• _Excerpt_
- - -
The worry is that some idiotic companies in the IT sector are pushing BigData and MapReduce for enterprise applications such as payroll or HR.
BigData and MapReduce is perfect for search engines but useless for applications such as CRM and ERP.
You may not realize it, but data is far and away the most critical element in any computer system. Data is all-important. It’s the center of the universe. A managing director at JPMorgan Chase was quoted as calling data “the lifeblood of the company.” A major tech conference held recently (with data as its primary focus) …
"If a company that’s been around for years suddenly argues that it needs Big Data techniques to run its business, it must mean that either [...] or it's been hobbling along forever with systems that don’t quite work. Either of those claims would be hard to believe."
The second is all too believeable, and is keeping me in a job right now ...
It isn't what you've got, its how you use it.
I talked to a recruitment consultant a while ago who pointed out that all the recruitment companies have gone "big data." That is, they do word frequency analysis on CVs and just search on a big pile of "stuff" and take the top CVs on the list.
- - -
• _Given problem a_
Answer these questions using the Big Data thread above:
(i) For what kind of application does the thread call BigData and MapReduce perfect?
(ii) Who is quoted as calling data "the lifeblood of the company"?
(iii) What kind of analysis do the recruitment companies perform on CVs?

Records from a collection:
- - -
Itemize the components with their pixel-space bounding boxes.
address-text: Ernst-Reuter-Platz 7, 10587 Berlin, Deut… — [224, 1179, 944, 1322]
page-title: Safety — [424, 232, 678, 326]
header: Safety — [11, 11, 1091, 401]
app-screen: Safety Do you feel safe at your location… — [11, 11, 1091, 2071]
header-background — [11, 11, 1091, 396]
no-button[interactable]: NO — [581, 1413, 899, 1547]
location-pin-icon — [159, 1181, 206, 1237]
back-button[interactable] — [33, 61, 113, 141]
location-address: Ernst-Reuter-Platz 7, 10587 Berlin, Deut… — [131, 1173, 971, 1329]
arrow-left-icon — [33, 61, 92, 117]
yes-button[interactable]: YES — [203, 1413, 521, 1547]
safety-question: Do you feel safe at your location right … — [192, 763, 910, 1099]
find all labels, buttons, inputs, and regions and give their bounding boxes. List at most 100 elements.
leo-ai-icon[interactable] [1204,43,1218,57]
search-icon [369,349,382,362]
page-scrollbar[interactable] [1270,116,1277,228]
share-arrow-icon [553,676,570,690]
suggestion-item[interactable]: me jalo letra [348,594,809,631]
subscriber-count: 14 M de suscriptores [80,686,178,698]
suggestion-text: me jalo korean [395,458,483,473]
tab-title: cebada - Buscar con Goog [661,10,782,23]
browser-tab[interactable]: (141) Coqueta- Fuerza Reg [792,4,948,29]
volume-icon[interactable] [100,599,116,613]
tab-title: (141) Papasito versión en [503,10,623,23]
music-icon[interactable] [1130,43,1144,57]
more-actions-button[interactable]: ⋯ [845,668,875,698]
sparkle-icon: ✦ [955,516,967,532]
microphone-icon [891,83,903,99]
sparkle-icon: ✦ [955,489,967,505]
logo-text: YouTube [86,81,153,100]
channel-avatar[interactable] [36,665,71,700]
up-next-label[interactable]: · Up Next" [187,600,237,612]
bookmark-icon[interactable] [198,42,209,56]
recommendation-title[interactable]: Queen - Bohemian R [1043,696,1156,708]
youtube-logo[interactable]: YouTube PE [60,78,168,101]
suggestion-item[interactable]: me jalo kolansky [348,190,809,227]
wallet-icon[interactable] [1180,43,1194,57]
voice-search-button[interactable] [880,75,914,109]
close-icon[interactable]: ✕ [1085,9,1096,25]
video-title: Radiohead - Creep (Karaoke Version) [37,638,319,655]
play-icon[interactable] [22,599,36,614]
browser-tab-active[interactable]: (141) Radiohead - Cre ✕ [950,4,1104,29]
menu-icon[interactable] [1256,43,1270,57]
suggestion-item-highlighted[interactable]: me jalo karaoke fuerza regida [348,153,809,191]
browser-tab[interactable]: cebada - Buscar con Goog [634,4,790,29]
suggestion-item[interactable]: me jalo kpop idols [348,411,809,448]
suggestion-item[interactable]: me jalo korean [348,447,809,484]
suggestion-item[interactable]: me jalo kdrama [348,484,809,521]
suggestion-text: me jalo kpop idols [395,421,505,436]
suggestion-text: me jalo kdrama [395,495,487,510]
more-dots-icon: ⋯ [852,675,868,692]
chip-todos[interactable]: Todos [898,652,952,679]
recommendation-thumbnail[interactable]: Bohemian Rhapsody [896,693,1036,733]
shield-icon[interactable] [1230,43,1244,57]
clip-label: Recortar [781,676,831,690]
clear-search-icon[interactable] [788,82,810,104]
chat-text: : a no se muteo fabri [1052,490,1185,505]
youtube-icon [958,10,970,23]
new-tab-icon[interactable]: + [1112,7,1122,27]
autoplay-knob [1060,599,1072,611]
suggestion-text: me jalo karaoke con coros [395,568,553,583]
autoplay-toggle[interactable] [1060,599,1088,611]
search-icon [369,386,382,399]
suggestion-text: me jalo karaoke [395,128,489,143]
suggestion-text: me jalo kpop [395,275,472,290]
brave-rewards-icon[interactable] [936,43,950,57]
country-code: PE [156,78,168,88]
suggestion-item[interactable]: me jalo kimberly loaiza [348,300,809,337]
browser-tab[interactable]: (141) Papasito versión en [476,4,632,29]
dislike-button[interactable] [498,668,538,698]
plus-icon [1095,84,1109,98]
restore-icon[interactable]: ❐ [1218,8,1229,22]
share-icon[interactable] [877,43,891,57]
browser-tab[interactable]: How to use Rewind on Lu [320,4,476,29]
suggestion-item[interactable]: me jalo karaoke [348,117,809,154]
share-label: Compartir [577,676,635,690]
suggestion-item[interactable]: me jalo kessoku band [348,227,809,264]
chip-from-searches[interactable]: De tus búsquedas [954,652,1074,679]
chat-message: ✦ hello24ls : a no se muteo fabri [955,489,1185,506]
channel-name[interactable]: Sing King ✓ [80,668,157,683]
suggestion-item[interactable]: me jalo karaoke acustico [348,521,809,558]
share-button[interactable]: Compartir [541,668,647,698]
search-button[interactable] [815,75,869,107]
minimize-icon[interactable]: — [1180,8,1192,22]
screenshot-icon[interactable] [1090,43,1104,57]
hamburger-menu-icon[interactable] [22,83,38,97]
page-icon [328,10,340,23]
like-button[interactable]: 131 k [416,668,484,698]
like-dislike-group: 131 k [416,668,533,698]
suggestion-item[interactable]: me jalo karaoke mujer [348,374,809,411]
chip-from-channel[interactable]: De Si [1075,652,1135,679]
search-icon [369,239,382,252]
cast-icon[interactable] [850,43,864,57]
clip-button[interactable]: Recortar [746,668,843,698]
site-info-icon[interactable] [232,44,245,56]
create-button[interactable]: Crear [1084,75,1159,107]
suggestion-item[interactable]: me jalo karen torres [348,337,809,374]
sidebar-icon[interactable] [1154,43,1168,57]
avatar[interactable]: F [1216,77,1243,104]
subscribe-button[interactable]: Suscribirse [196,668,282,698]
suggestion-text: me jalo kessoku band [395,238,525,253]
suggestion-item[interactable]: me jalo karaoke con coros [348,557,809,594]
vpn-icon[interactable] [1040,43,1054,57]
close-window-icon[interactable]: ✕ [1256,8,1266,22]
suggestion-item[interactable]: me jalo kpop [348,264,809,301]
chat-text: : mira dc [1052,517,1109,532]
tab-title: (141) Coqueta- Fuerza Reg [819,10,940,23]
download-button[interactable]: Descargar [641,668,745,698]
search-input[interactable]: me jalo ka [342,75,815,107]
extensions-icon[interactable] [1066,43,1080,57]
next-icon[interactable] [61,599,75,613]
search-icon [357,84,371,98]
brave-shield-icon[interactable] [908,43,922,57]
- - -
• _Given problem b_
Reproduce verbatim the stretch of the listing from its start through the line containing "back-button[interactable] — [33, 61, 113, 141]".

• _Output a_
(i) Search engines.
(ii) A managing director at JPMorgan Chase.
(iii) Word frequency analysis.

• _Output b_
Itemize the components with their pixel-space bounding boxes.
address-text: Ernst-Reuter-Platz 7, 10587 Berlin, Deut… — [224, 1179, 944, 1322]
page-title: Safety — [424, 232, 678, 326]
header: Safety — [11, 11, 1091, 401]
app-screen: Safety Do you feel safe at your location… — [11, 11, 1091, 2071]
header-background — [11, 11, 1091, 396]
no-button[interactable]: NO — [581, 1413, 899, 1547]
location-pin-icon — [159, 1181, 206, 1237]
back-button[interactable] — [33, 61, 113, 141]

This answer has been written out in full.